▶ _Document extract_
* Begin *

Delay in responding to Mr B’s complaint

  1. Mr B made a formal complaint to the Council on 2 November 2018. The Council acknowledged the complaint on 6 November 2018 stating it would reply within 15 working days (27 November 2018).
  2. Mr B telephoned the Council on 4 December 2018 asking to speak to the person who was dealing with his complaint as he had not received a response. The Council sent the stage 1 response to Mr B by email the same day.
  3. Mr B responded the same day and the Council issued a stage 2 response on 12 December 2018.
  4. I find the Council delayed in responding to Mr B’s complaint as the response was issued five days outside the 15 day timescale. I do not consider this delay caused Mr B a significant injustice so I do not intend to pursue this issue further.

Injustice

  1. The Council’s failure to send a letter before action in October 2018 caused Mr B a significant injustice. If it had sent the letter, Mr B could have agreed to increase his payments or pay the remaining debt in full to avoid a DEA being issued to his employer. The Council’s failure to send the letter denied him this opportunity.

* End *

▶ _Dataset section_
* Begin *

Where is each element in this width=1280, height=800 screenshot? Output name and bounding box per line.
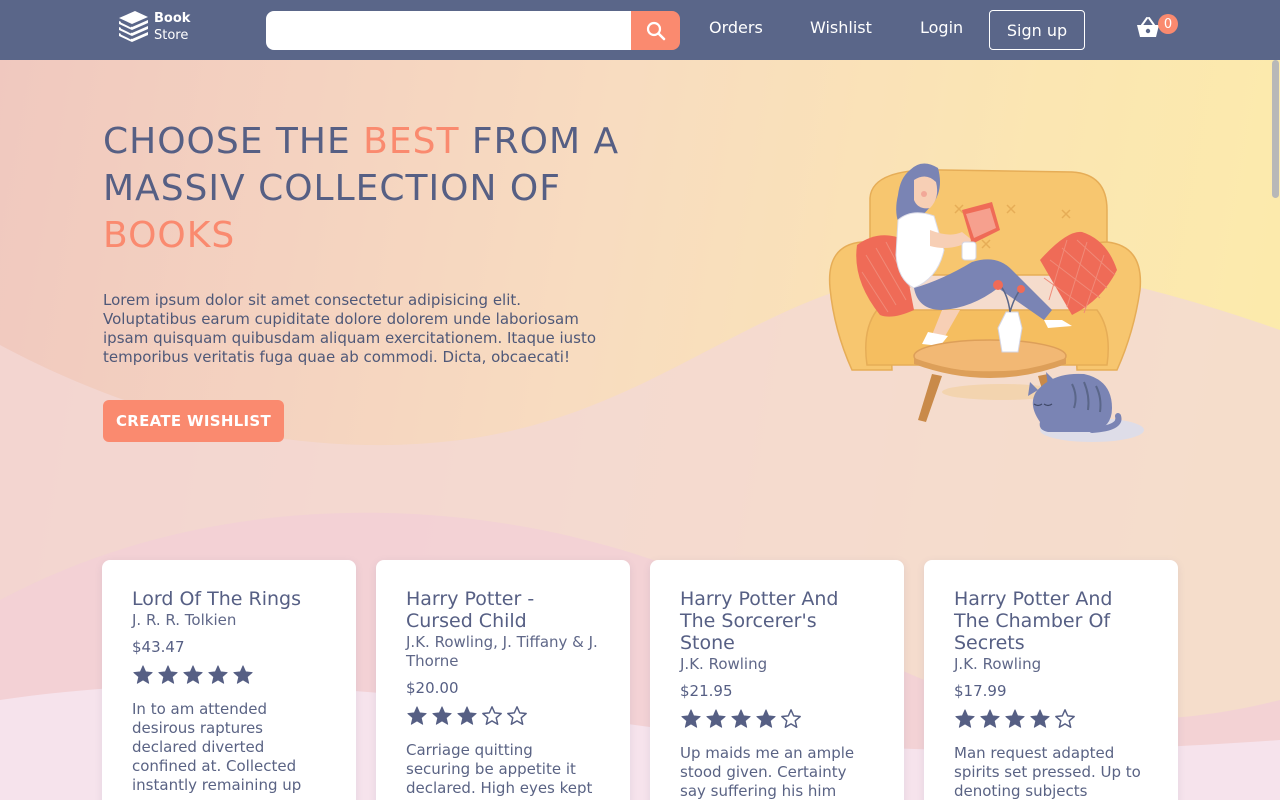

* End *

▶ _What is required_
Using the complaint-handling extract, please state the date on which the Council issued its stage 2 response to Mr B.

▶ _Task solution_
12 December 2018